__GIVEN EXERCISE__
Extract each line containing the string "ntype".

__EXERCISE DATA__
****************************************

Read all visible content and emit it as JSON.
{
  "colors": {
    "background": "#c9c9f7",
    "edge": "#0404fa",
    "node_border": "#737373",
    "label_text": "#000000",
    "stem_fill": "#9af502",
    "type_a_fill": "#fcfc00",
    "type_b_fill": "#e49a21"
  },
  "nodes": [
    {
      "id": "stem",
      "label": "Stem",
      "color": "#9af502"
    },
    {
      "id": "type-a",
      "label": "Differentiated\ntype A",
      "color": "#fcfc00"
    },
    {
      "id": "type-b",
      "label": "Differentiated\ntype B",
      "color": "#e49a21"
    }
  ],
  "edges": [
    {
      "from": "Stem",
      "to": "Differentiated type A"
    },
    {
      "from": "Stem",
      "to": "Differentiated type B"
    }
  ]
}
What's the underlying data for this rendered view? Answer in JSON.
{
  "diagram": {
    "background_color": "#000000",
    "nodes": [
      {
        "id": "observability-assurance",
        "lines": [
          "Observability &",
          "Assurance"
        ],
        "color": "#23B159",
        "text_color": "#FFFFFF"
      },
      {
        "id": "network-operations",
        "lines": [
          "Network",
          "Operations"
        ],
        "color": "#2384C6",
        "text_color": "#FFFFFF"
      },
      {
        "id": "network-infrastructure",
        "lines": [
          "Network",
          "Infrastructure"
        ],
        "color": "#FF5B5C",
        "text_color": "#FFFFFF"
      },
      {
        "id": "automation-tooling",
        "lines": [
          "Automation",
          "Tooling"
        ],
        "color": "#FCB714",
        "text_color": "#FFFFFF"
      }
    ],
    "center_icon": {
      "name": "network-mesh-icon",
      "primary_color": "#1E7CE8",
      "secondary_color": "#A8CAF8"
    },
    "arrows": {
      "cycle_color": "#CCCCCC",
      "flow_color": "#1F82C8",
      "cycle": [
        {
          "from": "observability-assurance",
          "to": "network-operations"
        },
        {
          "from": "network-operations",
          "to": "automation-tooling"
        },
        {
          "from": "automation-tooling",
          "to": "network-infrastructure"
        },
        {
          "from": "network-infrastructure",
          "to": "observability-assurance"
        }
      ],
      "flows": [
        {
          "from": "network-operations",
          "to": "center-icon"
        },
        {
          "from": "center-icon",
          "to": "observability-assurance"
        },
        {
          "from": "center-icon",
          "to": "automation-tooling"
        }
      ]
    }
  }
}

****************************************

__RESPONSE__
      "label": "Differentiated\ntype A",
      "label": "Differentiated\ntype B",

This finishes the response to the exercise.